Problem requirements » Images do not belong in the copy. Retype all the entries below exactly.

Stored rows »
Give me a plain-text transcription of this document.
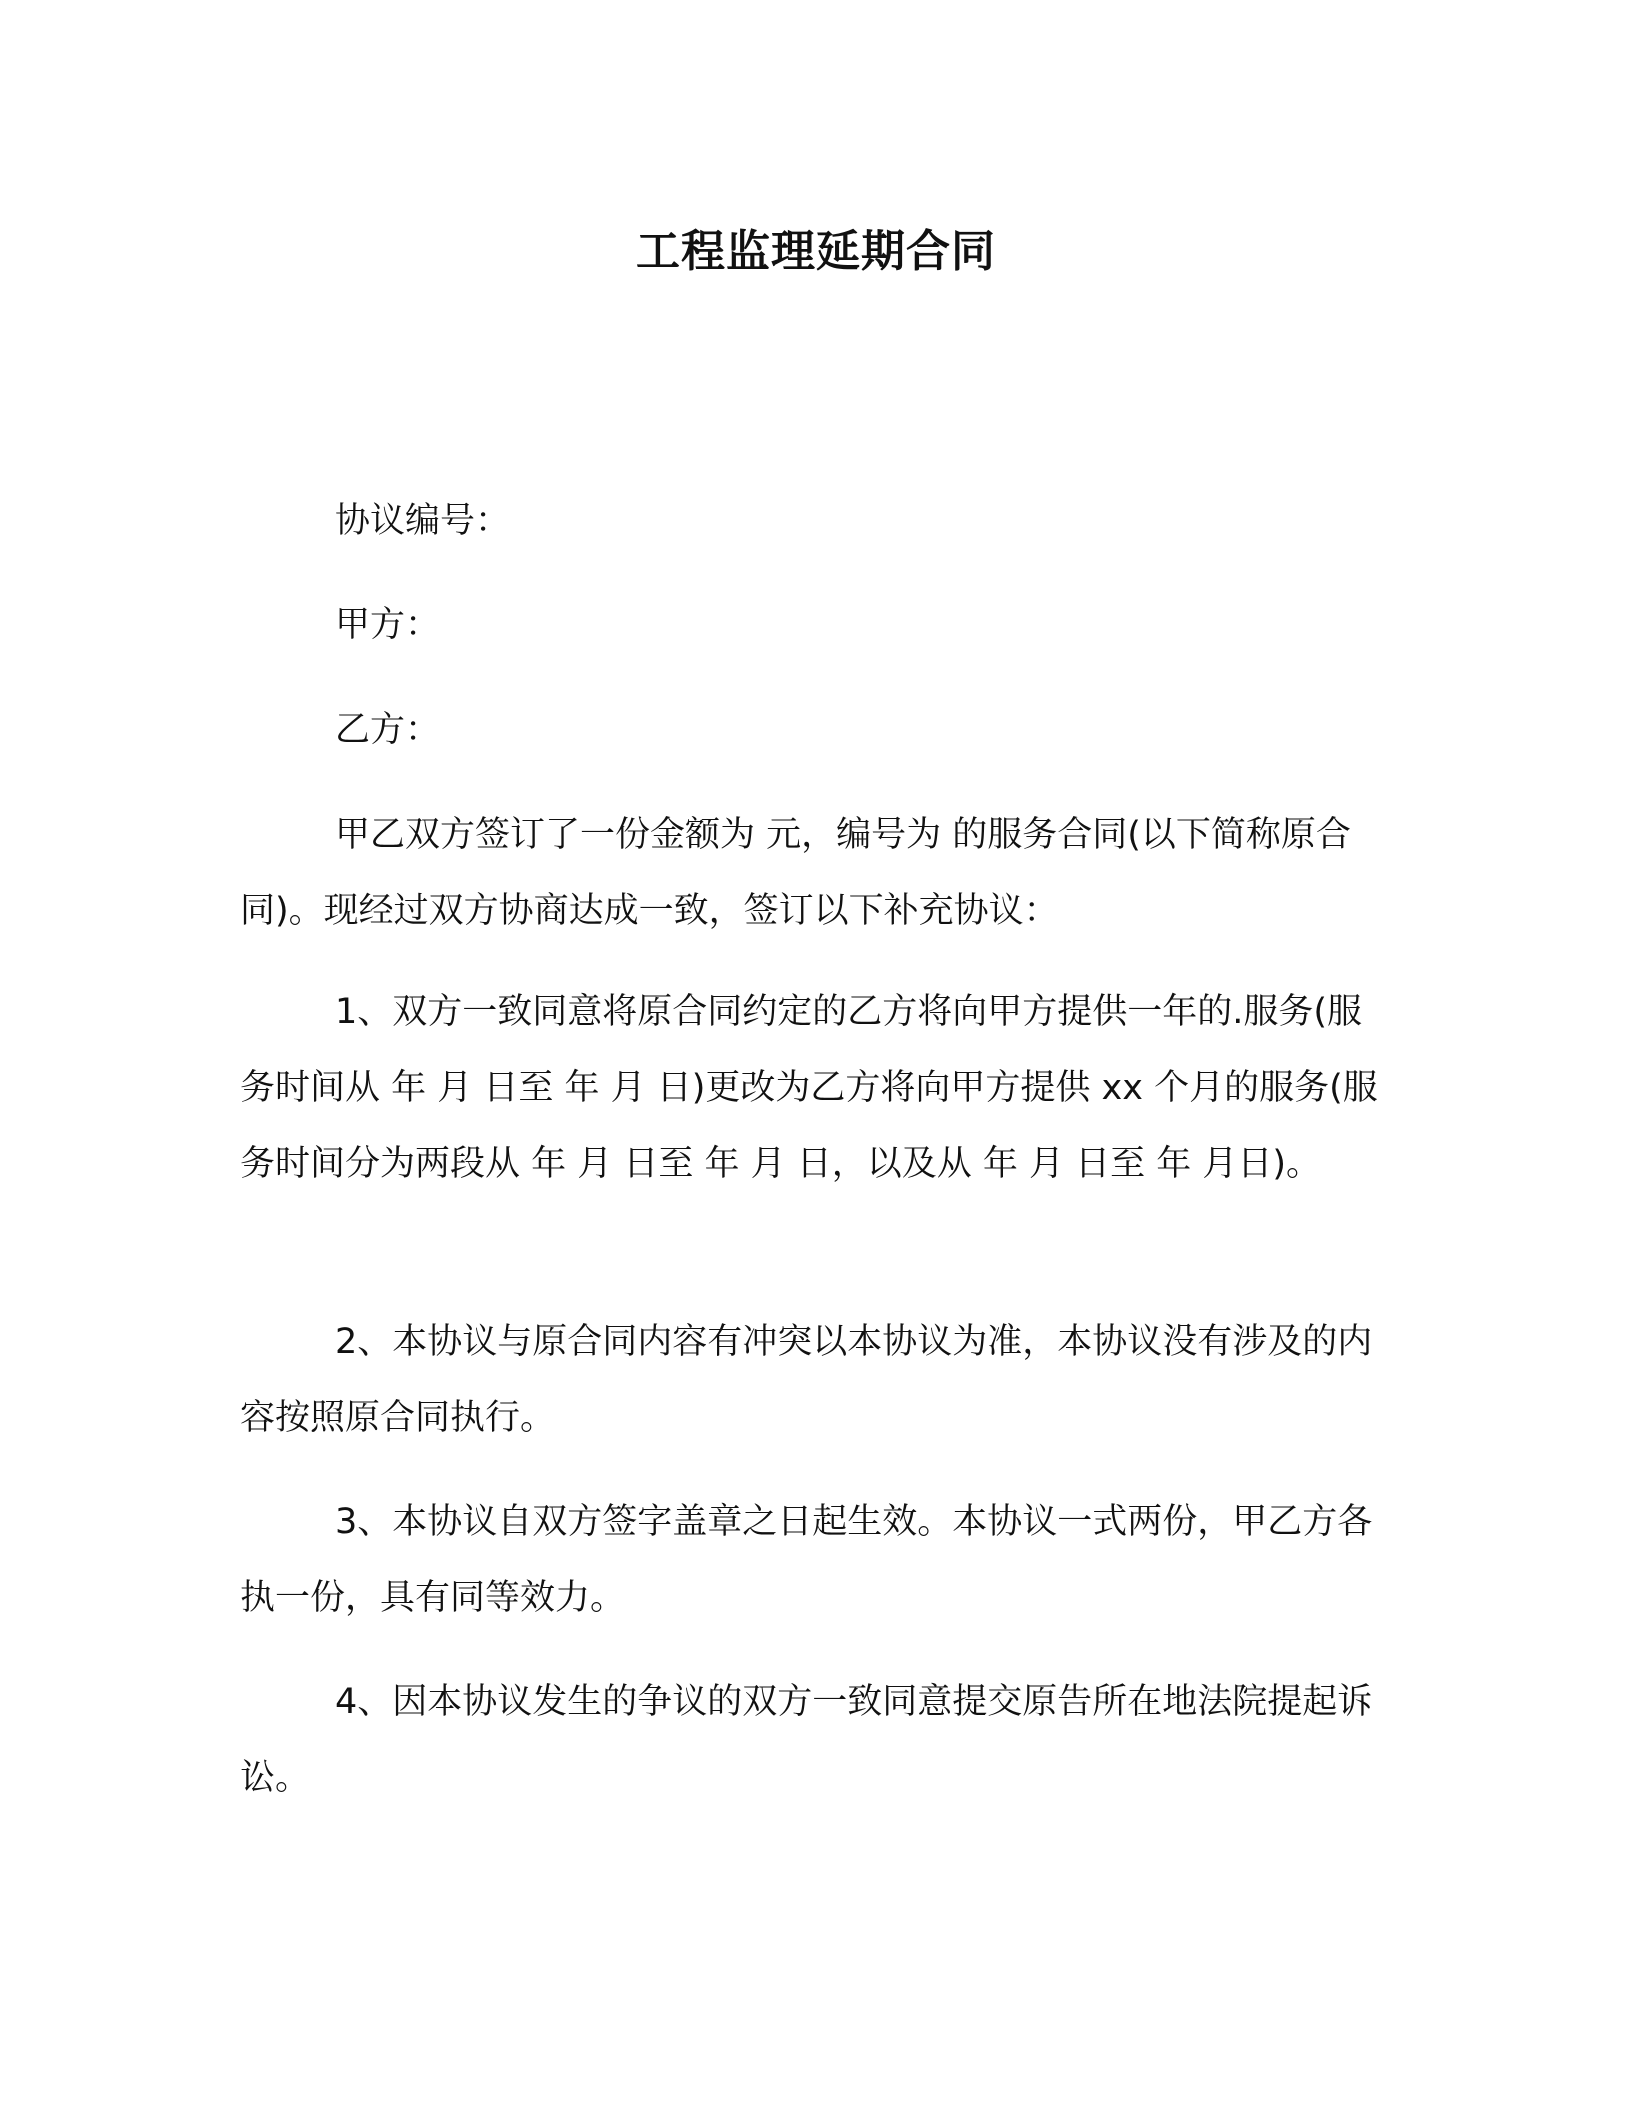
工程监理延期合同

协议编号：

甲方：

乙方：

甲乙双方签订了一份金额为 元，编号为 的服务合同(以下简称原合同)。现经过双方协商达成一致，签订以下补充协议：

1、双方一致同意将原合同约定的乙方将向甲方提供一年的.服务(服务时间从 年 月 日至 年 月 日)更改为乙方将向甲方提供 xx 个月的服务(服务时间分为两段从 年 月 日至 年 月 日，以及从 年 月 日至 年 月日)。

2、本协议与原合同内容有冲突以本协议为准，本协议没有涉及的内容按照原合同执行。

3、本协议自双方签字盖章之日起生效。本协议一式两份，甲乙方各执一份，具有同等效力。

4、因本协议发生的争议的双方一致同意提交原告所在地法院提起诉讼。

Solution to this problem »
Give me a plain-text transcription of this document.
工程监理延期合同

协议编号：

甲方：

乙方：

甲乙双方签订了一份金额为 元，编号为 的服务合同(以下简称原合同)。现经过双方协商达成一致，签订以下补充协议：

1、双方一致同意将原合同约定的乙方将向甲方提供一年的.服务(服务时间从 年 月 日至 年 月 日)更改为乙方将向甲方提供 xx 个月的服务(服务时间分为两段从 年 月 日至 年 月 日，以及从 年 月 日至 年 月日)。

2、本协议与原合同内容有冲突以本协议为准，本协议没有涉及的内容按照原合同执行。

3、本协议自双方签字盖章之日起生效。本协议一式两份，甲乙方各执一份，具有同等效力。

4、因本协议发生的争议的双方一致同意提交原告所在地法院提起诉讼。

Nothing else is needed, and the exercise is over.